_Consigne de travail A:_ Recopiez l'extrait sur les projets énergétiques et les communautés autochtones, depuis « Le rapport signale » jusqu'à « les entreprises autochtones. », en substituant « populations autochtones » à « communautés autochtones ».
_Consigne de travail B:_ Reprenez le texte sur les projets énergétiques et les communautés autochtones à la suite de sa dernière phrase et poursuivez sa rédaction.

_Extrait du document:_
· · ·
Les communautés autochtones devraient jouer le rôle de « véritables partenaires » dans le cadre des projets énergétiques, selon les dirigeants d’entreprise du Canada

Les populations autochtones devraient être de véritables partenaires dans le cadre des projets d’exploitation des ressources et de l’énergie et les entreprises canadiennes devraient travailler avec les communautés des Premières nations, des Inuits et des Métis pour les aider à tirer parti des avantages que présente le développement économique, affirme le Conseil canadien des chefs d’entreprise (CCCE) dans un nouveau rapport.

« Une quantité considérable des plus riches ressources et des actifs énergétiques se trouve près des régions où résident les communautés autochtones », indique le rapport, dont des exemplaires ont été envoyés à tous les premiers ministres provinciaux du Canada et les dirigeants des territoires préalablement à leur rencontre à Halifax qui se tiendra d’ici la fin du mois.    Intitulée Définition d’une stratégie énergétique pour le Canada, la soumission offre une série de recommandations pour l’adoption d’une stratégie énergétique canadienne.

Le CCCE est la principale voix de la communauté d’affaires du Canada, représentant les chefs d’entreprise et les entrepreneurs de 150 entreprises chefs de file.

Dans sa soumission aux premiers ministres, le CCCE reconnaît que les populations autochtones ont des « inquiétudes légitimes » concernant l’exploitation des principales ressources, « notamment les répercussions en ce qui a trait aux revendications territoriales, l’incidence sur leur communauté et leur mode de vie, ainsi que sur les terres, l’air et l’eau qui constituent leur environnement ».

Le rapport signale aussi que les projets d’exploitation de l’énergie et d’autres ressources peuvent fournir aux communautés autochtones une vaste gamme d’avantages, tels que le partage des recettes, la participation au capital, de meilleures possibilités d’emploi, des formations et des marchés de service avec les entreprises autochtones.
· · ·
_Contenu des données:_

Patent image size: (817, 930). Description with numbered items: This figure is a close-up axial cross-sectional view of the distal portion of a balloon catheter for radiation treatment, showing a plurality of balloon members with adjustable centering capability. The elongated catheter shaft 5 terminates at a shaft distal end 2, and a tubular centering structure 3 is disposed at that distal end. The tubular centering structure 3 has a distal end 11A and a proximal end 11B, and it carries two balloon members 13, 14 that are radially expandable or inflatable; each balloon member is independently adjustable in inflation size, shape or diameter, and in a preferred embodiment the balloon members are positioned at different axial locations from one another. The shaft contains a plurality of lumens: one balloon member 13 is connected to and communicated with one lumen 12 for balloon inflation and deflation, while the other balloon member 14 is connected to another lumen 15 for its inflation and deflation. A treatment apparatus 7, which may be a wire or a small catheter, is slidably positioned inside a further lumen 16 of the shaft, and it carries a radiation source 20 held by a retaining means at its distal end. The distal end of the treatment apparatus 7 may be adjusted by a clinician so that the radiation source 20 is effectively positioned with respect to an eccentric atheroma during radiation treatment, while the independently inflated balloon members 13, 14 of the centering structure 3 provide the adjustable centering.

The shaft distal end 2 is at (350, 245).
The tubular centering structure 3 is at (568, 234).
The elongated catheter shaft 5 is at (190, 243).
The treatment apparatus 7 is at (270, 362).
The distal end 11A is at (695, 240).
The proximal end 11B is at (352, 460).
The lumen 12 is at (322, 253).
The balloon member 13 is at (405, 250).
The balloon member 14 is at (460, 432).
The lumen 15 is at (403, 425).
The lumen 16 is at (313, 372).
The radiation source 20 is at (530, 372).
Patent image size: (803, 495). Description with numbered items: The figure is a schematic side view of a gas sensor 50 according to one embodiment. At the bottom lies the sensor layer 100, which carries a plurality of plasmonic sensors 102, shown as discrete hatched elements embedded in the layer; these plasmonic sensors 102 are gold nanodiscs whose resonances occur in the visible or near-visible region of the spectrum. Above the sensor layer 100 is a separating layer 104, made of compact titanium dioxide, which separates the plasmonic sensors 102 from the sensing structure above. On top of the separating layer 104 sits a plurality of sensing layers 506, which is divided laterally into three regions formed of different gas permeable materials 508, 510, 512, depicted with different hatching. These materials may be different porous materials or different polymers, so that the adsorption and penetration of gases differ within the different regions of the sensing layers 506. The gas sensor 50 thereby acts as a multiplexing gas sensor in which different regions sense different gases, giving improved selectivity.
· · ·
_Réponse A:_
Le rapport signale aussi que les projets d’exploitation de l’énergie et d’autres ressources peuvent fournir aux populations autochtones une vaste gamme d’avantages, tels que le partage des recettes, la participation au capital, de meilleures possibilités d’emploi, des formations et des marchés de service avec les entreprises autochtones.

_Réponse B:_
 « La jeunesse autochtone fait face à des problèmes de sous-emploi chronique et représente le segment de la population canadienne qui connaît la croissance la plus rapide », a déclaré l’honorable John Manley, président et chef de la direction du CCCE. « Entre-temps, les entreprises canadiennes, les industries primaires en particulier, font face à une pénurie de main-d’œuvre. Les entreprises, les chefs autochtones et les gouvernements devraient travailler de concert pour trouver des solutions qui profiteront aux communautés autochtones et renforceront le bassin canadien de la main-d’œuvre ».  

Le rapport du CCCE appelle les premiers ministres à participer à l’élaboration d’une stratégie énergétique pour le Canada qui :

  • Fasse la promotion de l’économie d’énergie;
  • Contribue à atteindre l’autosuffisance énergétique en Amérique du Nord;
  • Permette de diversifier les marchés d’exportation d’énergie du Canada;
  • Fasse la promotion d’investissements dans l’infrastructure énergétique et la technologie de l’énergie propre;
  • Simplifie les procédures d’approbation réglementaire;
  • Assure une uniformité des politiques climatiques à l’échelle nationale et provinciale;
  • Réponde aux besoins du marché du travail dans le secteur énergétique du Canada.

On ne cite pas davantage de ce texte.